§ Problem description
Each entry below should be reproduced character for character.

§ Extracted information
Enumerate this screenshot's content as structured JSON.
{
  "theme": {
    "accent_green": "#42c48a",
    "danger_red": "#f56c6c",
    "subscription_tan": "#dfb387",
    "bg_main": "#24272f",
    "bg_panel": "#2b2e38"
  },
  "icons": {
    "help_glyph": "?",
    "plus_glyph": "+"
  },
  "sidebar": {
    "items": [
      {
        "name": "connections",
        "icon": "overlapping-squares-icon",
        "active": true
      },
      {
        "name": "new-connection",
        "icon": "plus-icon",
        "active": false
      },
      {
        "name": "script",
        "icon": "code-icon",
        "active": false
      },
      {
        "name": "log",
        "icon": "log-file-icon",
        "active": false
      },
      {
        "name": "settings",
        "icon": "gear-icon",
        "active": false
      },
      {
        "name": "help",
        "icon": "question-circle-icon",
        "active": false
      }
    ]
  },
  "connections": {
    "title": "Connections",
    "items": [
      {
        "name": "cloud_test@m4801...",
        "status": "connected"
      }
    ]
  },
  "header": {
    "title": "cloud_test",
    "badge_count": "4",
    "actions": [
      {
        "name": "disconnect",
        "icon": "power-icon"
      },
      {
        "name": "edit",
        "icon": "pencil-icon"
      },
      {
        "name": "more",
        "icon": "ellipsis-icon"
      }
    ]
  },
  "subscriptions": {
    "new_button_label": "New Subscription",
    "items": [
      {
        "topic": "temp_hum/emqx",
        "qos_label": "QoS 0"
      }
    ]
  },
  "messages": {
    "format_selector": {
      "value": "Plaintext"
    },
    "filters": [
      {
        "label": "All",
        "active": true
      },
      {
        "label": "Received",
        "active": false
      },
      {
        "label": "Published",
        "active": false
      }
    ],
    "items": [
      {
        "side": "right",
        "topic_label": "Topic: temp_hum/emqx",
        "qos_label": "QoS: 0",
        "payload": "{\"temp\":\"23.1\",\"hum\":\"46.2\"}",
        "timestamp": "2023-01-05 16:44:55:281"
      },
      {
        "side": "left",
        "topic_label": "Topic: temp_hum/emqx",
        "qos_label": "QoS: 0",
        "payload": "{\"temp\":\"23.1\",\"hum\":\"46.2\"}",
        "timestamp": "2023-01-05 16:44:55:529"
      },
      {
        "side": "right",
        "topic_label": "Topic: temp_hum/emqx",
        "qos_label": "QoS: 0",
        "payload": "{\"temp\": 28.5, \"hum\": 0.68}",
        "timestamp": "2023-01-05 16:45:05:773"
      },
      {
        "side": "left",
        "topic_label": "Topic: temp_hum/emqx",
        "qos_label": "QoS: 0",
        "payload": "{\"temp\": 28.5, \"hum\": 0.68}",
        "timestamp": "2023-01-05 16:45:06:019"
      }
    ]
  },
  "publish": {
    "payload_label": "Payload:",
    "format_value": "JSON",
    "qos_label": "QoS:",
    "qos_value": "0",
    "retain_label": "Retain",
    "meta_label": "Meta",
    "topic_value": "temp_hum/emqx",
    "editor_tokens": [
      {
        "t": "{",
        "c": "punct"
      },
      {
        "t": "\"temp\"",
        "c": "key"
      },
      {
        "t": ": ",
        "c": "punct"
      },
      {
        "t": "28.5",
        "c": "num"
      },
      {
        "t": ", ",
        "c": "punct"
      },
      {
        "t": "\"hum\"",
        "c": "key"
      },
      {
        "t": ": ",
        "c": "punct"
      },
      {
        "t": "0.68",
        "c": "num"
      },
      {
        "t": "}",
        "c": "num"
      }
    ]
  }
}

§ Result for this task
Enumerate this screenshot's content as structured JSON.
{
  "theme": {
    "accent_green": "#42c48a",
    "danger_red": "#f56c6c",
    "subscription_tan": "#dfb387",
    "bg_main": "#24272f",
    "bg_panel": "#2b2e38"
  },
  "icons": {
    "help_glyph": "?",
    "plus_glyph": "+"
  },
  "sidebar": {
    "items": [
      {
        "name": "connections",
        "icon": "overlapping-squares-icon",
        "active": true
      },
      {
        "name": "new-connection",
        "icon": "plus-icon",
        "active": false
      },
      {
        "name": "script",
        "icon": "code-icon",
        "active": false
      },
      {
        "name": "log",
        "icon": "log-file-icon",
        "active": false
      },
      {
        "name": "settings",
        "icon": "gear-icon",
        "active": false
      },
      {
        "name": "help",
        "icon": "question-circle-icon",
        "active": false
      }
    ]
  },
  "connections": {
    "title": "Connections",
    "items": [
      {
        "name": "cloud_test@m4801...",
        "status": "connected"
      }
    ]
  },
  "header": {
    "title": "cloud_test",
    "badge_count": "4",
    "actions": [
      {
        "name": "disconnect",
        "icon": "power-icon"
      },
      {
        "name": "edit",
        "icon": "pencil-icon"
      },
      {
        "name": "more",
        "icon": "ellipsis-icon"
      }
    ]
  },
  "subscriptions": {
    "new_button_label": "New Subscription",
    "items": [
      {
        "topic": "temp_hum/emqx",
        "qos_label": "QoS 0"
      }
    ]
  },
  "messages": {
    "format_selector": {
      "value": "Plaintext"
    },
    "filters": [
      {
        "label": "All",
        "active": true
      },
      {
        "label": "Received",
        "active": false
      },
      {
        "label": "Published",
        "active": false
      }
    ],
    "items": [
      {
        "side": "right",
        "topic_label": "Topic: temp_hum/emqx",
        "qos_label": "QoS: 0",
        "payload": "{\"temp\":\"23.1\",\"hum\":\"46.2\"}",
        "timestamp": "2023-01-05 16:44:55:281"
      },
      {
        "side": "left",
        "topic_label": "Topic: temp_hum/emqx",
        "qos_label": "QoS: 0",
        "payload": "{\"temp\":\"23.1\",\"hum\":\"46.2\"}",
        "timestamp": "2023-01-05 16:44:55:529"
      },
      {
        "side": "right",
        "topic_label": "Topic: temp_hum/emqx",
        "qos_label": "QoS: 0",
        "payload": "{\"temp\": 28.5, \"hum\": 0.68}",
        "timestamp": "2023-01-05 16:45:05:773"
      },
      {
        "side": "left",
        "topic_label": "Topic: temp_hum/emqx",
        "qos_label": "QoS: 0",
        "payload": "{\"temp\": 28.5, \"hum\": 0.68}",
        "timestamp": "2023-01-05 16:45:06:019"
      }
    ]
  },
  "publish": {
    "payload_label": "Payload:",
    "format_value": "JSON",
    "qos_label": "QoS:",
    "qos_value": "0",
    "retain_label": "Retain",
    "meta_label": "Meta",
    "topic_value": "temp_hum/emqx",
    "editor_tokens": [
      {
        "t": "{",
        "c": "punct"
      },
      {
        "t": "\"temp\"",
        "c": "key"
      },
      {
        "t": ": ",
        "c": "punct"
      },
      {
        "t": "28.5",
        "c": "num"
      },
      {
        "t": ", ",
        "c": "punct"
      },
      {
        "t": "\"hum\"",
        "c": "key"
      },
      {
        "t": ": ",
        "c": "punct"
      },
      {
        "t": "0.68",
        "c": "num"
      },
      {
        "t": "}",
        "c": "num"
      }
    ]
  }
}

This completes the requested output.